→ **DIRECTIVE**
Some lines in the listing below may include the string "often". How many are there? Give only the number.

→ **DATA SECTION**
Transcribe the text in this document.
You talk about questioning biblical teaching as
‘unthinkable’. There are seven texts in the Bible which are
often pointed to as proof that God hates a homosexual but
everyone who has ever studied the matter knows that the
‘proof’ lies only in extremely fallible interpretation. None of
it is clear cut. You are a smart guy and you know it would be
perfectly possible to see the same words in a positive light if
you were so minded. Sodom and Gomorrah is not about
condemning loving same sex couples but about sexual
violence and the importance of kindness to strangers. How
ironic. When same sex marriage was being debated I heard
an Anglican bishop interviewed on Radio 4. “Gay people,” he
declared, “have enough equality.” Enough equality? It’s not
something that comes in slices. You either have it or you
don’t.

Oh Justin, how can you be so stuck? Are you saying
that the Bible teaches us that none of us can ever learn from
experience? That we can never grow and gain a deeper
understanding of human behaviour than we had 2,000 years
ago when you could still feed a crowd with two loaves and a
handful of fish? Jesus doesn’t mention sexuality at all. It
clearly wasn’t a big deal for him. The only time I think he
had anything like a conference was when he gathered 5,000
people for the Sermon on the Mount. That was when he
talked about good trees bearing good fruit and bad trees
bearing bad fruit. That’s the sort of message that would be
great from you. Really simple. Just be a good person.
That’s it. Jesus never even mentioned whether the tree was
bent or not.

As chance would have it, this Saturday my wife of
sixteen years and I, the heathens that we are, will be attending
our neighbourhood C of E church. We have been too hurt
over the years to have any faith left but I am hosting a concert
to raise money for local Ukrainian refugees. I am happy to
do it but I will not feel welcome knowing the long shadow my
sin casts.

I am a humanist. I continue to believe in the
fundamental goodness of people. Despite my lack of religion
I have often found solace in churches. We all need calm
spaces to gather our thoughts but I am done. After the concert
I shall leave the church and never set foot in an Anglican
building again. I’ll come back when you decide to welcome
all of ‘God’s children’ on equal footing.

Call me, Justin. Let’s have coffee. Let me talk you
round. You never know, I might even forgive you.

→ **TASK OUTPUT**
2